- **GOAL OF THE EXERCISE**:
Repeat the listing in full, word for word.

- **DATA FOR PROCESSING**:
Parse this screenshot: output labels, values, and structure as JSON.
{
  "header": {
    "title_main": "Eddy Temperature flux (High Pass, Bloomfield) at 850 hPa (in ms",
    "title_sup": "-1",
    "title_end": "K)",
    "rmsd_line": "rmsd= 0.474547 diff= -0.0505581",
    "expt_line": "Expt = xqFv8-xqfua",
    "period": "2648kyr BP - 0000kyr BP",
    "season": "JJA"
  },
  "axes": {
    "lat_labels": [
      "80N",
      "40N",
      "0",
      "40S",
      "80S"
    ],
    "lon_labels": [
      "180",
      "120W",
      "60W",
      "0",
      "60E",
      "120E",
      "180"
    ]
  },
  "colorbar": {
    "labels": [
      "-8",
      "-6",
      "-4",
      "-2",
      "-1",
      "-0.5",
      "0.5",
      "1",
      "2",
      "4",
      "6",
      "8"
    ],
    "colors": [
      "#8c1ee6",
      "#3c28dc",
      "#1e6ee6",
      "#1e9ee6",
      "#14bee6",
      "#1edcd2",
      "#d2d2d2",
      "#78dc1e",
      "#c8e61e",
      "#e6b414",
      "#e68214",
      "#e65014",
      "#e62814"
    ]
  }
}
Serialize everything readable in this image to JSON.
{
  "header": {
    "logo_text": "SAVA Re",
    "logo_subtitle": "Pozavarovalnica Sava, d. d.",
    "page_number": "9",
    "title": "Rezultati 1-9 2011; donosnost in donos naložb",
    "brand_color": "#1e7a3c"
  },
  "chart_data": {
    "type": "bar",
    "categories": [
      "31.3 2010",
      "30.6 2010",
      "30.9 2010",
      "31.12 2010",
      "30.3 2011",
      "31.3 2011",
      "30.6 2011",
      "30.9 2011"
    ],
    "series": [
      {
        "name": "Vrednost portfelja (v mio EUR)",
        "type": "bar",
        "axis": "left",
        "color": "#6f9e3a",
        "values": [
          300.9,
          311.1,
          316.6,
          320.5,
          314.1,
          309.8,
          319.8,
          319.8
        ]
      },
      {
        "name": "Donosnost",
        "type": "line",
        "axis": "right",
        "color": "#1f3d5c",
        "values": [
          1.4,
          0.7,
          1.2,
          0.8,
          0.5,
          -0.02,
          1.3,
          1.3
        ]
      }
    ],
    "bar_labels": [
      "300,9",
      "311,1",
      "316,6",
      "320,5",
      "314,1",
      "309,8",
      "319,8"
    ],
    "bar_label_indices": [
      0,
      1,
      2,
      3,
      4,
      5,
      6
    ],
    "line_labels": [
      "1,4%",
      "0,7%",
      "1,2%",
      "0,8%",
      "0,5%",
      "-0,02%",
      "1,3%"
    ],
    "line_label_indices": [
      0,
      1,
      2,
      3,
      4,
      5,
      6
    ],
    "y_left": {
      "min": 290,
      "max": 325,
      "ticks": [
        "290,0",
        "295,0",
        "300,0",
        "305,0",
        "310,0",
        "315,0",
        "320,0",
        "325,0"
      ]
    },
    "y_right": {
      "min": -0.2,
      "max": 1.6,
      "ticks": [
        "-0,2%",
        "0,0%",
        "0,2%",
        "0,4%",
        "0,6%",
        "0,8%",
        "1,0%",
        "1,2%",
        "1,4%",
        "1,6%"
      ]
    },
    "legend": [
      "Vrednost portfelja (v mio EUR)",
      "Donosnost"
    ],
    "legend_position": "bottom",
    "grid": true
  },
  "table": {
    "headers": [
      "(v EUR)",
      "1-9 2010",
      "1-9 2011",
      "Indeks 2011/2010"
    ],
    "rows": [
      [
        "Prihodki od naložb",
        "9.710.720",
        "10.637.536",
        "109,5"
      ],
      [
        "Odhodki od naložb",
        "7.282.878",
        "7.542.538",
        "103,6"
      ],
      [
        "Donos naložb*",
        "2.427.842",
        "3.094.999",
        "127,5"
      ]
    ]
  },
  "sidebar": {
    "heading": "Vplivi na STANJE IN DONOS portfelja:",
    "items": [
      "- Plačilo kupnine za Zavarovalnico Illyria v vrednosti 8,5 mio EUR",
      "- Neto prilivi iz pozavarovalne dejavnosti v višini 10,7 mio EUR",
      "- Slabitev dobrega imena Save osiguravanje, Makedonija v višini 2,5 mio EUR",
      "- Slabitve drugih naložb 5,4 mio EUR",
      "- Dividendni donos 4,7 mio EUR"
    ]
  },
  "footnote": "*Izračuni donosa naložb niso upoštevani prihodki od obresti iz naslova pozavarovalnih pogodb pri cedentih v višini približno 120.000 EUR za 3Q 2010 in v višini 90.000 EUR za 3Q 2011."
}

- **RESPONSE TO THE EXERCISE**:
Parse this screenshot: output labels, values, and structure as JSON.
{
  "header": {
    "title_main": "Eddy Temperature flux (High Pass, Bloomfield) at 850 hPa (in ms",
    "title_sup": "-1",
    "title_end": "K)",
    "rmsd_line": "rmsd= 0.474547 diff= -0.0505581",
    "expt_line": "Expt = xqFv8-xqfua",
    "period": "2648kyr BP - 0000kyr BP",
    "season": "JJA"
  },
  "axes": {
    "lat_labels": [
      "80N",
      "40N",
      "0",
      "40S",
      "80S"
    ],
    "lon_labels": [
      "180",
      "120W",
      "60W",
      "0",
      "60E",
      "120E",
      "180"
    ]
  },
  "colorbar": {
    "labels": [
      "-8",
      "-6",
      "-4",
      "-2",
      "-1",
      "-0.5",
      "0.5",
      "1",
      "2",
      "4",
      "6",
      "8"
    ],
    "colors": [
      "#8c1ee6",
      "#3c28dc",
      "#1e6ee6",
      "#1e9ee6",
      "#14bee6",
      "#1edcd2",
      "#d2d2d2",
      "#78dc1e",
      "#c8e61e",
      "#e6b414",
      "#e68214",
      "#e65014",
      "#e62814"
    ]
  }
}
Serialize everything readable in this image to JSON.
{
  "header": {
    "logo_text": "SAVA Re",
    "logo_subtitle": "Pozavarovalnica Sava, d. d.",
    "page_number": "9",
    "title": "Rezultati 1-9 2011; donosnost in donos naložb",
    "brand_color": "#1e7a3c"
  },
  "chart_data": {
    "type": "bar",
    "categories": [
      "31.3 2010",
      "30.6 2010",
      "30.9 2010",
      "31.12 2010",
      "30.3 2011",
      "31.3 2011",
      "30.6 2011",
      "30.9 2011"
    ],
    "series": [
      {
        "name": "Vrednost portfelja (v mio EUR)",
        "type": "bar",
        "axis": "left",
        "color": "#6f9e3a",
        "values": [
          300.9,
          311.1,
          316.6,
          320.5,
          314.1,
          309.8,
          319.8,
          319.8
        ]
      },
      {
        "name": "Donosnost",
        "type": "line",
        "axis": "right",
        "color": "#1f3d5c",
        "values": [
          1.4,
          0.7,
          1.2,
          0.8,
          0.5,
          -0.02,
          1.3,
          1.3
        ]
      }
    ],
    "bar_labels": [
      "300,9",
      "311,1",
      "316,6",
      "320,5",
      "314,1",
      "309,8",
      "319,8"
    ],
    "bar_label_indices": [
      0,
      1,
      2,
      3,
      4,
      5,
      6
    ],
    "line_labels": [
      "1,4%",
      "0,7%",
      "1,2%",
      "0,8%",
      "0,5%",
      "-0,02%",
      "1,3%"
    ],
    "line_label_indices": [
      0,
      1,
      2,
      3,
      4,
      5,
      6
    ],
    "y_left": {
      "min": 290,
      "max": 325,
      "ticks": [
        "290,0",
        "295,0",
        "300,0",
        "305,0",
        "310,0",
        "315,0",
        "320,0",
        "325,0"
      ]
    },
    "y_right": {
      "min": -0.2,
      "max": 1.6,
      "ticks": [
        "-0,2%",
        "0,0%",
        "0,2%",
        "0,4%",
        "0,6%",
        "0,8%",
        "1,0%",
        "1,2%",
        "1,4%",
        "1,6%"
      ]
    },
    "legend": [
      "Vrednost portfelja (v mio EUR)",
      "Donosnost"
    ],
    "legend_position": "bottom",
    "grid": true
  },
  "table": {
    "headers": [
      "(v EUR)",
      "1-9 2010",
      "1-9 2011",
      "Indeks 2011/2010"
    ],
    "rows": [
      [
        "Prihodki od naložb",
        "9.710.720",
        "10.637.536",
        "109,5"
      ],
      [
        "Odhodki od naložb",
        "7.282.878",
        "7.542.538",
        "103,6"
      ],
      [
        "Donos naložb*",
        "2.427.842",
        "3.094.999",
        "127,5"
      ]
    ]
  },
  "sidebar": {
    "heading": "Vplivi na STANJE IN DONOS portfelja:",
    "items": [
      "- Plačilo kupnine za Zavarovalnico Illyria v vrednosti 8,5 mio EUR",
      "- Neto prilivi iz pozavarovalne dejavnosti v višini 10,7 mio EUR",
      "- Slabitev dobrega imena Save osiguravanje, Makedonija v višini 2,5 mio EUR",
      "- Slabitve drugih naložb 5,4 mio EUR",
      "- Dividendni donos 4,7 mio EUR"
    ]
  },
  "footnote": "*Izračuni donosa naložb niso upoštevani prihodki od obresti iz naslova pozavarovalnih pogodb pri cedentih v višini približno 120.000 EUR za 3Q 2010 in v višini 90.000 EUR za 3Q 2011."
}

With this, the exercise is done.